| PROBLEM DESCRIPTION |
Where the string "name" occurs in the material below, report the whole line.

| GIVEN DATA |
+ + + + +
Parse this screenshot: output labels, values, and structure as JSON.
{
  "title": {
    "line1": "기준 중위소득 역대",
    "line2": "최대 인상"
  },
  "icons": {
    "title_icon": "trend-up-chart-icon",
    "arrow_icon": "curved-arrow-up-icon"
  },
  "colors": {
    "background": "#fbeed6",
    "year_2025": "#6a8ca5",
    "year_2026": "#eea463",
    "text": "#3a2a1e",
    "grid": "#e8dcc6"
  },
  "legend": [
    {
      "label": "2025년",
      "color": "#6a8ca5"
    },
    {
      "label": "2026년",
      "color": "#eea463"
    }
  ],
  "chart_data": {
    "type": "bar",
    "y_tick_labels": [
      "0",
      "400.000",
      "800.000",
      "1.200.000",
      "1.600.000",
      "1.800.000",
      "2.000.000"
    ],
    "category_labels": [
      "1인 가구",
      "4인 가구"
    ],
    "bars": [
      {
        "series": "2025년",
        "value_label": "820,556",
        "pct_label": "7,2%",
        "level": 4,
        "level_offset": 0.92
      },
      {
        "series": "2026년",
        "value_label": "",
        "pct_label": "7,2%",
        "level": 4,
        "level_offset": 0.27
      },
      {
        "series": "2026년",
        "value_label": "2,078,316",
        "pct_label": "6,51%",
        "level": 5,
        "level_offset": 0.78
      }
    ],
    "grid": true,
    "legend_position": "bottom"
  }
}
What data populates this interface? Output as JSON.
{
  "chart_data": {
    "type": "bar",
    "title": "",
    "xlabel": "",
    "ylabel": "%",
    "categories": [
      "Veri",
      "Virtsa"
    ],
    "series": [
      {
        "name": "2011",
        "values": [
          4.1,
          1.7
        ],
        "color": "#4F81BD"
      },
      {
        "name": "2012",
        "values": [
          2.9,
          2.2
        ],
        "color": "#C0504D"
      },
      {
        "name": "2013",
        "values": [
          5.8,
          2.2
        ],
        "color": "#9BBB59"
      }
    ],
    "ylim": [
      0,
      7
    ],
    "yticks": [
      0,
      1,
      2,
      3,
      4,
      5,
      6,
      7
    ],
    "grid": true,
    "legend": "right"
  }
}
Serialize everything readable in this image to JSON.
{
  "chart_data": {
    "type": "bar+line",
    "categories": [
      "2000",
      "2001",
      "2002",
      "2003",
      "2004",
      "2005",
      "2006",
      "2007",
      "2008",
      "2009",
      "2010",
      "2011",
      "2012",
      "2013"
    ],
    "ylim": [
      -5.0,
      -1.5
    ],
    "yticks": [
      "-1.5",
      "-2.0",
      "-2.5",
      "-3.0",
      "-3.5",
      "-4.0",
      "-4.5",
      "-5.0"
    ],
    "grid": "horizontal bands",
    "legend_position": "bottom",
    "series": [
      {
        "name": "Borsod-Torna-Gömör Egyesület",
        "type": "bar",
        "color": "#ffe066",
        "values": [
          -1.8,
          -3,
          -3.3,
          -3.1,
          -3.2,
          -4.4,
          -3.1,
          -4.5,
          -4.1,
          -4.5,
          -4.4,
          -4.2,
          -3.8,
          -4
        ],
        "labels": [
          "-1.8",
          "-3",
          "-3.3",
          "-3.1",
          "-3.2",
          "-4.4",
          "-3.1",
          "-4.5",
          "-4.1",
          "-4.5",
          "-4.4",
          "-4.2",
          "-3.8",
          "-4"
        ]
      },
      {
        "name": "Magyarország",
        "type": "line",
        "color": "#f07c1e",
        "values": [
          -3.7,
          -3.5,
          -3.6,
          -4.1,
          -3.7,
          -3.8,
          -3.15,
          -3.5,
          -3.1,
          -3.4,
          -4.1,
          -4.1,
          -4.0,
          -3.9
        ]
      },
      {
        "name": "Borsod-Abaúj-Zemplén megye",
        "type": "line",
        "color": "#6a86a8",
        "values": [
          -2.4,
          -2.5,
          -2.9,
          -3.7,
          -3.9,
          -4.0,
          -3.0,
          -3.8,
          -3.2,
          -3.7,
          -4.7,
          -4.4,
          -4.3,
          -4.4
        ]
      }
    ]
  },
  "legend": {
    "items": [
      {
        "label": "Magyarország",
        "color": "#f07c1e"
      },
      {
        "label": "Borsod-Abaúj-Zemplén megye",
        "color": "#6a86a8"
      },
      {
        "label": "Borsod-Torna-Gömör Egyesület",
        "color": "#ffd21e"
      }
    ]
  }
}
+ + + + +
| RESPONSE |
        "name": "2011",
        "name": "2012",
        "name": "2013",
        "name": "Borsod-Torna-Gömör Egyesület",
        "name": "Magyarország",
        "name": "Borsod-Abaúj-Zemplén megye",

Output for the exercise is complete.